* **DOCUMENT EXTRACT**:
───

Analysis: One area where Apple lags: Its low returns on cash

Comments (6)
AlkalineState wrote:

100 Billion in cash. Maybe they’re saving up for a full Senate instead of buying one candidate at a time, like the oil companies do.

The new iWin from Apple: “Don’t just make gadgets. Make laws.”

Feb 13, 2012 6:41pm EST  --  Report as abuse
sackheim wrote:

Here’s a great idea for improving return on that cash: put just a little bit of it toward ending labor abuses by their suppliers such as FoxConn.

That would preserve Apple’s sky-high brand equity that they’ve built, and could pay off handsomely via long term returns. If Apple can stop foreign labor abuse, their products will maintain their shine.

Does Apple have a problem because of labor abuse by suppliers? You bet! Article archive:

Feb 13, 2012 8:01pm EST  --  Report as abuse
FoxxDrake wrote:

When it reaches 200 Billion…we take 75% (150 billion) and use it to pay for the wars and TARP and the Bush tax cuts. If we take 75% of all this corporate bank roll from all the companies – including the oil companies – (made off subsidies and Chinese slave labor and breaking America) we can cut that deficit in 1/2 easily. Raise the tax rate on capital gains to 50% and …. problem solved.

───

* **EXCERPTED RECORDS**:

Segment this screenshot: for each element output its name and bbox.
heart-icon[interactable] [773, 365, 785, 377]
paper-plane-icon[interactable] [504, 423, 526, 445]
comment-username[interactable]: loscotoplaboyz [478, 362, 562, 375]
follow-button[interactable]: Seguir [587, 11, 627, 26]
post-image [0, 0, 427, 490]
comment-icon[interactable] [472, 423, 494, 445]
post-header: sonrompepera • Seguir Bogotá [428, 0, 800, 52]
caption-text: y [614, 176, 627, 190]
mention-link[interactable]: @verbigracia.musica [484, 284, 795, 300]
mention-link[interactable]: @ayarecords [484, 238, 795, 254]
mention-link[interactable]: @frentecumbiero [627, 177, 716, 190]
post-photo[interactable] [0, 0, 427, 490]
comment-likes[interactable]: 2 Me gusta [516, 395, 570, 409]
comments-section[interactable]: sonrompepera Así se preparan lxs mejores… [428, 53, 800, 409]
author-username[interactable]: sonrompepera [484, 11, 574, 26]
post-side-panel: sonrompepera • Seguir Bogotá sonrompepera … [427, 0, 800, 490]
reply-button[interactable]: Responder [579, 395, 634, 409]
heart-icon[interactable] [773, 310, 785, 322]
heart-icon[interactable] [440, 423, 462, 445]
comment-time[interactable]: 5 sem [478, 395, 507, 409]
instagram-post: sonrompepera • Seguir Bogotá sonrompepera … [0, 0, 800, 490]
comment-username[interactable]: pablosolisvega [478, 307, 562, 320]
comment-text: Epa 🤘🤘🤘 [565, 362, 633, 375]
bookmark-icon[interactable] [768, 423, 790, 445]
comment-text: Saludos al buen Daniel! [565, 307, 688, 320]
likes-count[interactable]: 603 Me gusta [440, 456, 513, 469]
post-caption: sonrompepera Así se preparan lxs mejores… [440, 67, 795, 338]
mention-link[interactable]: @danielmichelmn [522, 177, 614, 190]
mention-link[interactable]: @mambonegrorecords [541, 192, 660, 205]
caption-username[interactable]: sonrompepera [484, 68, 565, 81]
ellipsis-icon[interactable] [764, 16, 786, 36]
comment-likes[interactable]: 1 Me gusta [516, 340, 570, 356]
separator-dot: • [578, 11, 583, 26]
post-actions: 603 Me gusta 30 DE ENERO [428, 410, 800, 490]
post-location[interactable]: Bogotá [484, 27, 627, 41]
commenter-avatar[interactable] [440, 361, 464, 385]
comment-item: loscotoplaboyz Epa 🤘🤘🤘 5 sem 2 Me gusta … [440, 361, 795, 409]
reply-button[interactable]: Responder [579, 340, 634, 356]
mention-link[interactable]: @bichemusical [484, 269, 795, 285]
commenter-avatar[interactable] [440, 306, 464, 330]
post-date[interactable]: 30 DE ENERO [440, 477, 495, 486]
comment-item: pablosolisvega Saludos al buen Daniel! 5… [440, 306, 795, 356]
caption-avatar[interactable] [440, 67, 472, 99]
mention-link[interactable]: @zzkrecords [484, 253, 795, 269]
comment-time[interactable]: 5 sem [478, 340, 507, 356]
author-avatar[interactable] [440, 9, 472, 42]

───

* **SET OF TASKS**:
a – According to the comments page on Apple's returns on cash, how much cash does the comment by AlkalineState say Apple has?
b – Update the part of the comments page that begins with the words containing "Comments (6)" and ends with "oil companies do.", changing "Senate" to "Congress".

* **ANSWERS FOR THE EXERCISE**:
a – 100 Billion in cash.

b –
Comments (6)
AlkalineState wrote:

100 Billion in cash. Maybe they’re saving up for a full Congress instead of buying one candidate at a time, like the oil companies do.